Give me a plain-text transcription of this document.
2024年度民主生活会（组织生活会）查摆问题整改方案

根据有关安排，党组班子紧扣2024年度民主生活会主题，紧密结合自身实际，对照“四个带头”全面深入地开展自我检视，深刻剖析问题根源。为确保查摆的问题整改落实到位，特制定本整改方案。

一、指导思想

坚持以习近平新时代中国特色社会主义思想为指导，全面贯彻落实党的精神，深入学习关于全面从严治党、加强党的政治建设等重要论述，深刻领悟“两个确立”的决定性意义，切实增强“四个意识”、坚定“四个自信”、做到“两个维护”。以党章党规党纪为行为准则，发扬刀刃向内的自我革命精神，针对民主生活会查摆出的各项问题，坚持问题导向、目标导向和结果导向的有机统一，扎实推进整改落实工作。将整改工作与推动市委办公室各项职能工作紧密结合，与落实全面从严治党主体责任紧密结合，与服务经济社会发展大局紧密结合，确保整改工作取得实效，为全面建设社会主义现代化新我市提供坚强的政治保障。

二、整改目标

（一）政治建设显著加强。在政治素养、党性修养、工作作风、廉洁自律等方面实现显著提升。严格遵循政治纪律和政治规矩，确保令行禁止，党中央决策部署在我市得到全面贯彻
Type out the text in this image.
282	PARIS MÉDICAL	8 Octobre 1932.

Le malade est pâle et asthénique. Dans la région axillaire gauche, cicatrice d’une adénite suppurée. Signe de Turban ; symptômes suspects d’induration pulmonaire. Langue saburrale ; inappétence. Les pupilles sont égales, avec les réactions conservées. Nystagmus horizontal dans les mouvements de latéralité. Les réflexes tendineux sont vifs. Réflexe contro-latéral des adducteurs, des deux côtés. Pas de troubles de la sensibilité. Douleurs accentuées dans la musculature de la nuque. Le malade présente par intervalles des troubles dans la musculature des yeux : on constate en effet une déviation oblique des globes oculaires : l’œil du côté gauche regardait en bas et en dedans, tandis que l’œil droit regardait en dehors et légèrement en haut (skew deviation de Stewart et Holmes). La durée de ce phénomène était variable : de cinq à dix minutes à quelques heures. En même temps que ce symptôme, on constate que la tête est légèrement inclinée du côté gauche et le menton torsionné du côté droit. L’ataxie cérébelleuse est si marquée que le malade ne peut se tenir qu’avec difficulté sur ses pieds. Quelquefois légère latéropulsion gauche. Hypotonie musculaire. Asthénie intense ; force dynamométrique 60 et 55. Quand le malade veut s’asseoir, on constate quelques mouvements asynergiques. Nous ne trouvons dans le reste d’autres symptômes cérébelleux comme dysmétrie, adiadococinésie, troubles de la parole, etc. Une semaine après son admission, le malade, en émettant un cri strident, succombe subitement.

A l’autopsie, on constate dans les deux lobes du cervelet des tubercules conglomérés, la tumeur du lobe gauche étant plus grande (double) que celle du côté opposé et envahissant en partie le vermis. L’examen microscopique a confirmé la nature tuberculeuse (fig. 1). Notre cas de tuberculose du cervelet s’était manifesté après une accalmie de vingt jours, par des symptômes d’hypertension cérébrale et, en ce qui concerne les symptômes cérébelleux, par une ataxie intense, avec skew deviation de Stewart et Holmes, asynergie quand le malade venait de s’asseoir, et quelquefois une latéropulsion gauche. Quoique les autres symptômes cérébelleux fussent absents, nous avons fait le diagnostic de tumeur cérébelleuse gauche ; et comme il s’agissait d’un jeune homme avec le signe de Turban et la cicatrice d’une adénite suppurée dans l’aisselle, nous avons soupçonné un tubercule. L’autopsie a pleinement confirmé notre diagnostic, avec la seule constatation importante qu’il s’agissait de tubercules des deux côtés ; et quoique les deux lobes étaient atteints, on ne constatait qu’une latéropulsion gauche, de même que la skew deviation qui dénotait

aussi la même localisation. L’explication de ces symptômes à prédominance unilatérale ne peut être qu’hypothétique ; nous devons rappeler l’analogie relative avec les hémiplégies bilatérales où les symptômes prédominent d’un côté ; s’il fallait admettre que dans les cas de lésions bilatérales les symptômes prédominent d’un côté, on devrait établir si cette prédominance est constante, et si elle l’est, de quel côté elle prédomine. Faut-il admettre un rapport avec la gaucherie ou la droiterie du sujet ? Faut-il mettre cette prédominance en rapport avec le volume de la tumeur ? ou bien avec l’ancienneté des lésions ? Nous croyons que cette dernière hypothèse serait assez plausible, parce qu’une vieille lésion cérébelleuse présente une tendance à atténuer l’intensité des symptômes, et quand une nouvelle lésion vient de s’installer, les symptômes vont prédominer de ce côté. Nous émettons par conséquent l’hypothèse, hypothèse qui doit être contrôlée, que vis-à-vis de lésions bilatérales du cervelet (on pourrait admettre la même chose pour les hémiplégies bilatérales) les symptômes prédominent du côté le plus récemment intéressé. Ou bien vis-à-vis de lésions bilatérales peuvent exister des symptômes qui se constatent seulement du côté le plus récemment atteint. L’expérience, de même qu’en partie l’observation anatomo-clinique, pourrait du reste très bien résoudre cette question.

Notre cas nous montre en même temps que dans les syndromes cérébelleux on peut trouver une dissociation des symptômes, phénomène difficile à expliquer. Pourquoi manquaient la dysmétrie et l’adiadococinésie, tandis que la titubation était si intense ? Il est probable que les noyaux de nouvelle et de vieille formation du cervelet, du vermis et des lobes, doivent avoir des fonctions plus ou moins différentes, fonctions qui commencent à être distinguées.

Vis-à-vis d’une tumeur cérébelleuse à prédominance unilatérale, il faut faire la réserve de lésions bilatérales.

Work instructions
Isolate the lines above that contain the word "text" and copy them.

Problem solution
Give me a plain-text transcription of this document.
Type out the text in this image.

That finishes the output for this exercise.